## What is being asked
Count the lines in the entries below that include the word "JSON". Give nothing but the number.

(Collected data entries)
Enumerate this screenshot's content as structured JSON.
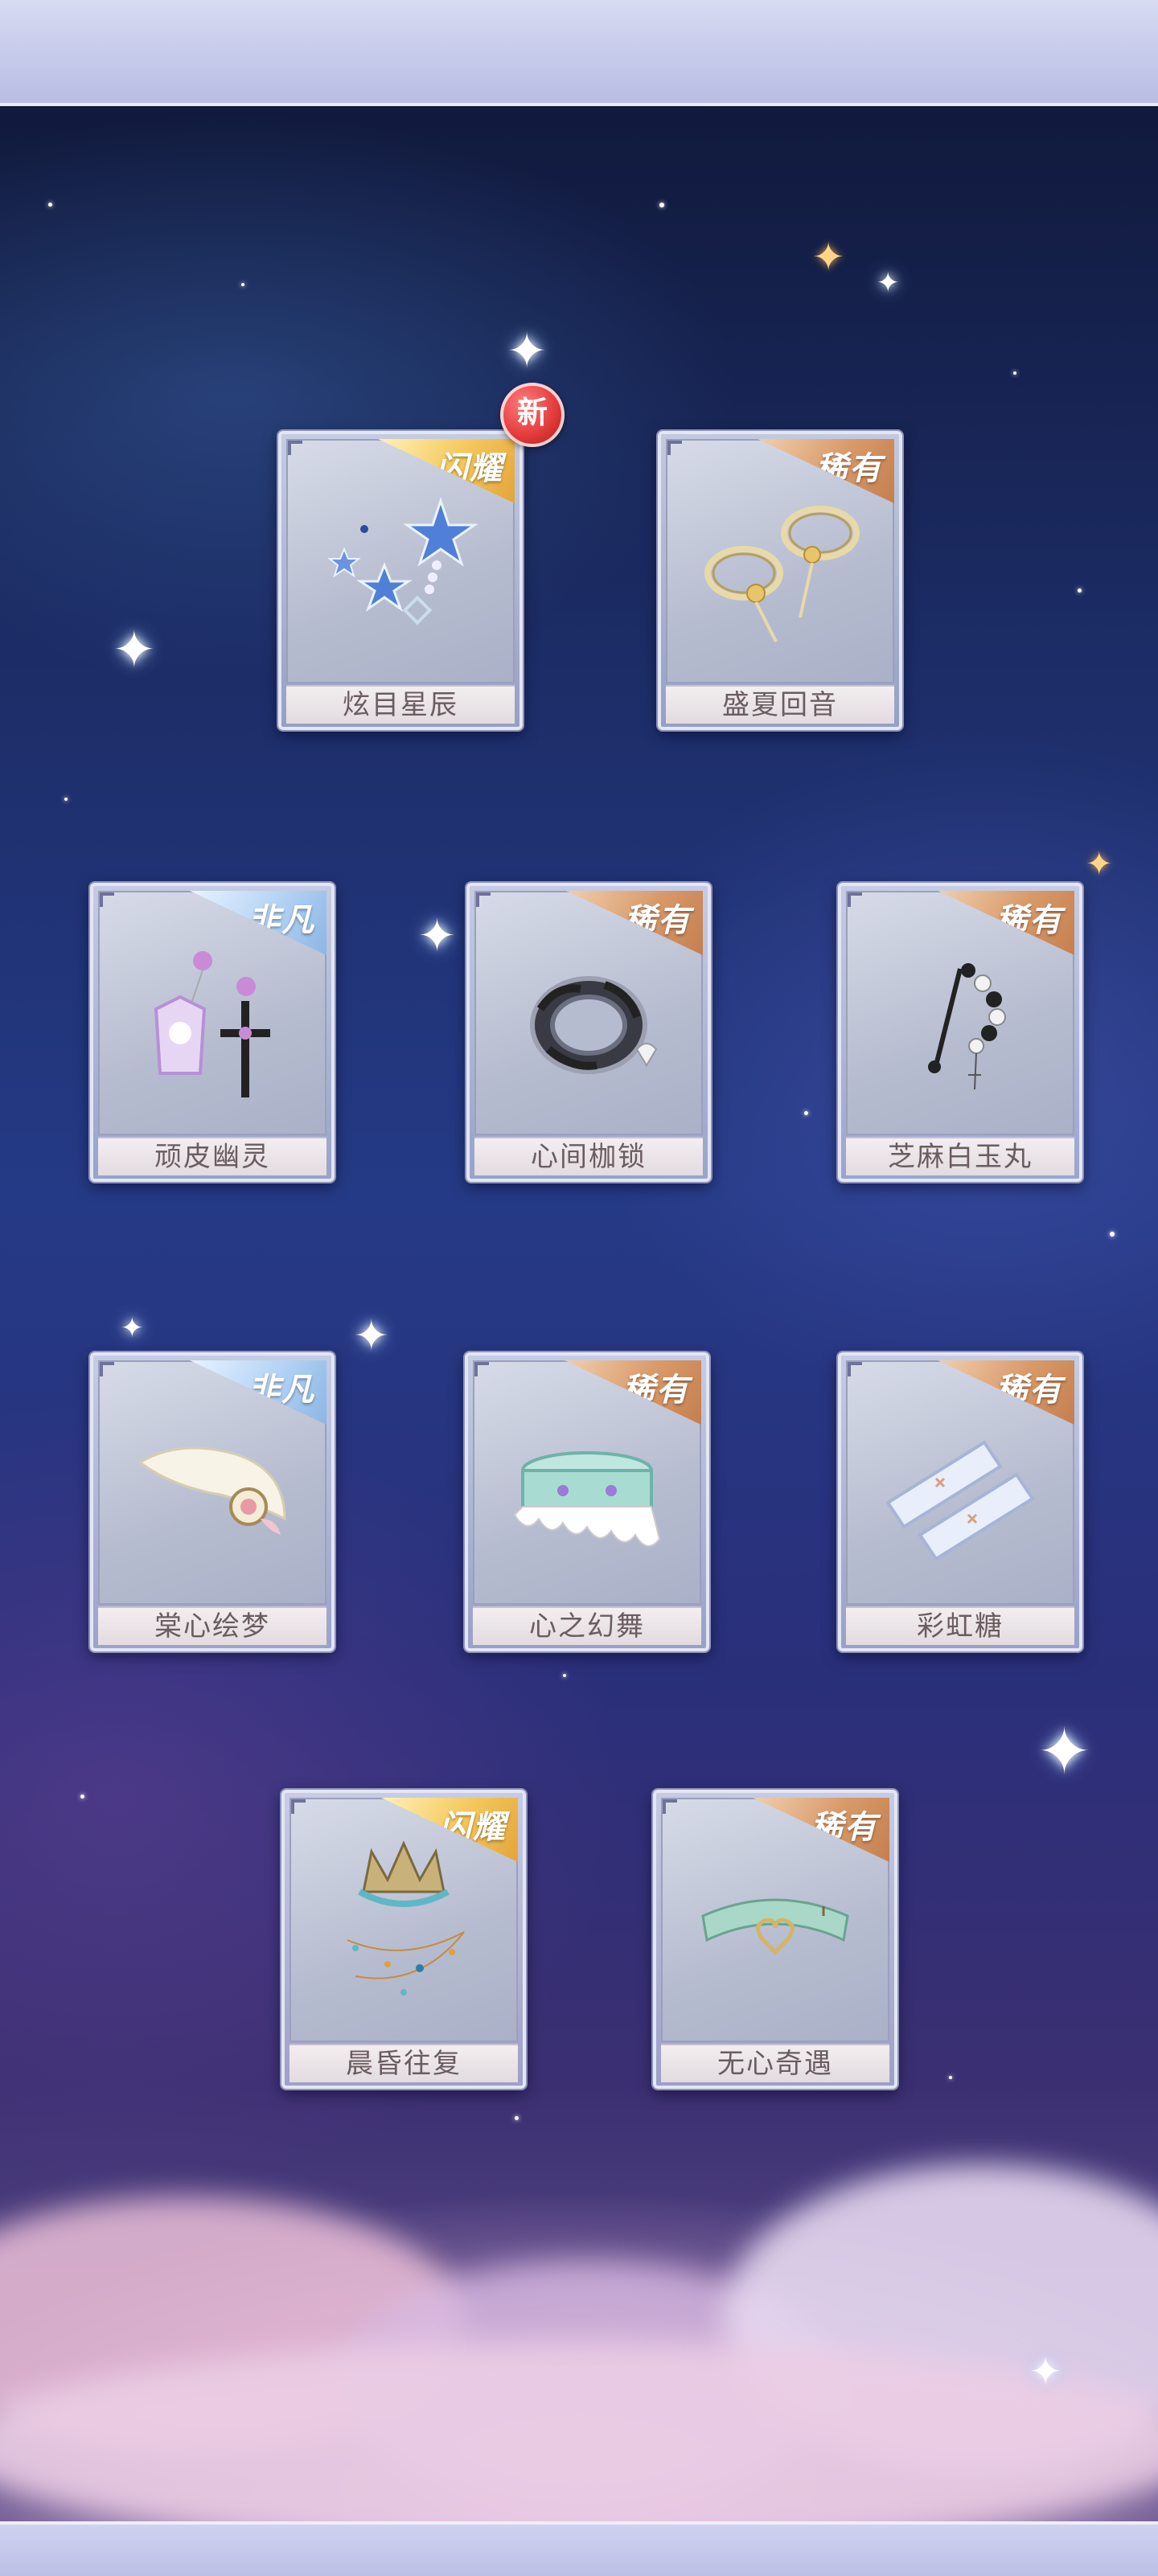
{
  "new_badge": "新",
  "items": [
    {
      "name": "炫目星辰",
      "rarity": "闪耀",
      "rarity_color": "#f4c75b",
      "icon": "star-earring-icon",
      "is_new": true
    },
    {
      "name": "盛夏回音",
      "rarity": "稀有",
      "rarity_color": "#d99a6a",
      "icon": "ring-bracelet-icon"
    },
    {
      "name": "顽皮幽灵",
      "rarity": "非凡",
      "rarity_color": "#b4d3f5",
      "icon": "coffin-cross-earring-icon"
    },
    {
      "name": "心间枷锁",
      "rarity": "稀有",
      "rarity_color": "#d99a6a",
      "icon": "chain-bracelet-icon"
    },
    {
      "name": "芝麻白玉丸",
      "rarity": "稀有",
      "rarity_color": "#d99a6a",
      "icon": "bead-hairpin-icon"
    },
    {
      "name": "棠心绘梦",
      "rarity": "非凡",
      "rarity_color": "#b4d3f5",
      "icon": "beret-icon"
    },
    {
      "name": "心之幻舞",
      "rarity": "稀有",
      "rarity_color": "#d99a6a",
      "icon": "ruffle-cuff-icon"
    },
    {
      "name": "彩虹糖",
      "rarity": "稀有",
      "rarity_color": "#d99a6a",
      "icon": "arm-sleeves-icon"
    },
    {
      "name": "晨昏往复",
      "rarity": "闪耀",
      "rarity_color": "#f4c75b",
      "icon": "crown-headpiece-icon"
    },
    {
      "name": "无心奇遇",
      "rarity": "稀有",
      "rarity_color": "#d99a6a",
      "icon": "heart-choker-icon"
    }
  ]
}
--
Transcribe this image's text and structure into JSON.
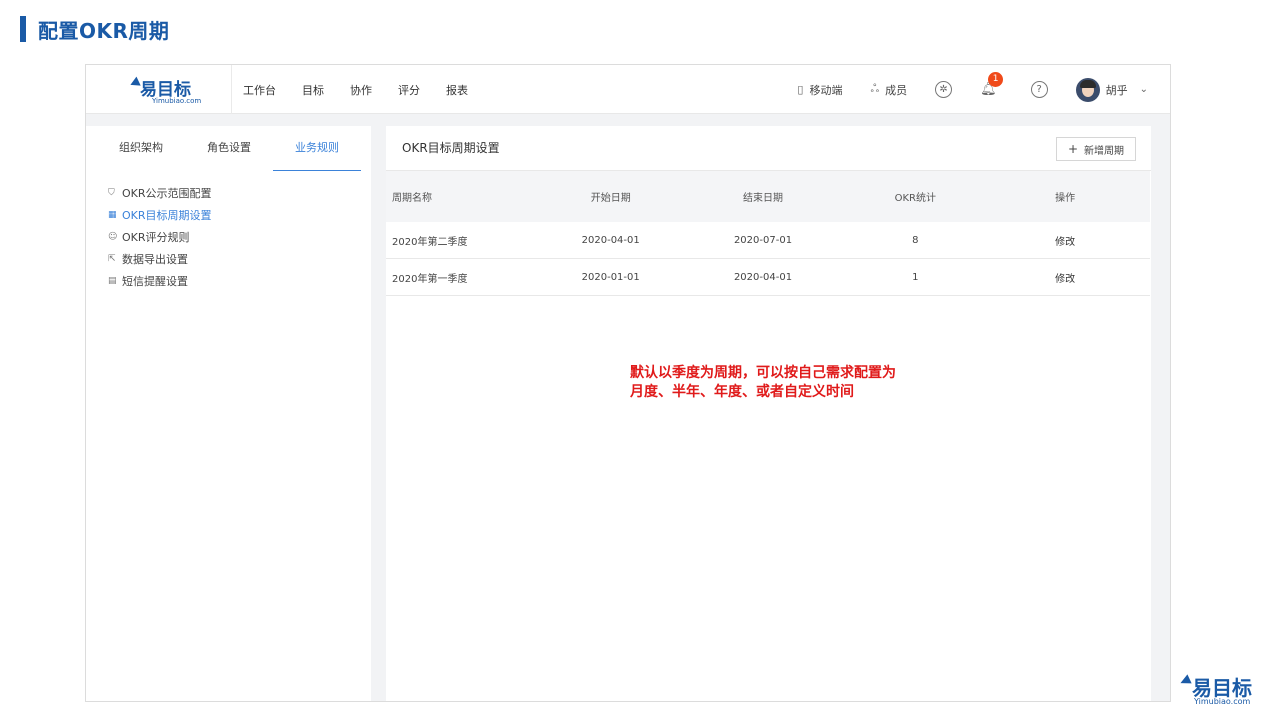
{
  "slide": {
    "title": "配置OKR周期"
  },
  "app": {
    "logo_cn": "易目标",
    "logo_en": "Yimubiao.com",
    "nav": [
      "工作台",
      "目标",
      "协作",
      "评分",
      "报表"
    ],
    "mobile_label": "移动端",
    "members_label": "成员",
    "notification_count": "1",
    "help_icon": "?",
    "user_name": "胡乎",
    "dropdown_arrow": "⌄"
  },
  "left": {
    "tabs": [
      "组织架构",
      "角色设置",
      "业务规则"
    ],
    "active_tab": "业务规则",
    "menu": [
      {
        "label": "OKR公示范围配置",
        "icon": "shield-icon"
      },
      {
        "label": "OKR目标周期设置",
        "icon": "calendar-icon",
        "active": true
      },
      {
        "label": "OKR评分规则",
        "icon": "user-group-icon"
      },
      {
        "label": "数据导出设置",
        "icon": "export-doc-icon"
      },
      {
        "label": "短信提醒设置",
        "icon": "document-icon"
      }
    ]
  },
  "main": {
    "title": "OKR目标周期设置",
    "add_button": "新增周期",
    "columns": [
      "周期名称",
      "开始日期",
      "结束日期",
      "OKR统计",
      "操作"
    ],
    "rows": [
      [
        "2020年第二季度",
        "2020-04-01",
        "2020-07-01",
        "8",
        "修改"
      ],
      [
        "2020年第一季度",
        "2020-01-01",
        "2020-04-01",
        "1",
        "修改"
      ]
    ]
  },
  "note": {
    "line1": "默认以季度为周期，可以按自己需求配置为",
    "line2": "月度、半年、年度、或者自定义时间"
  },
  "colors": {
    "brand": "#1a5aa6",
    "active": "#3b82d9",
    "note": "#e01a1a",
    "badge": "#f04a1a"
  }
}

## Finished answer
2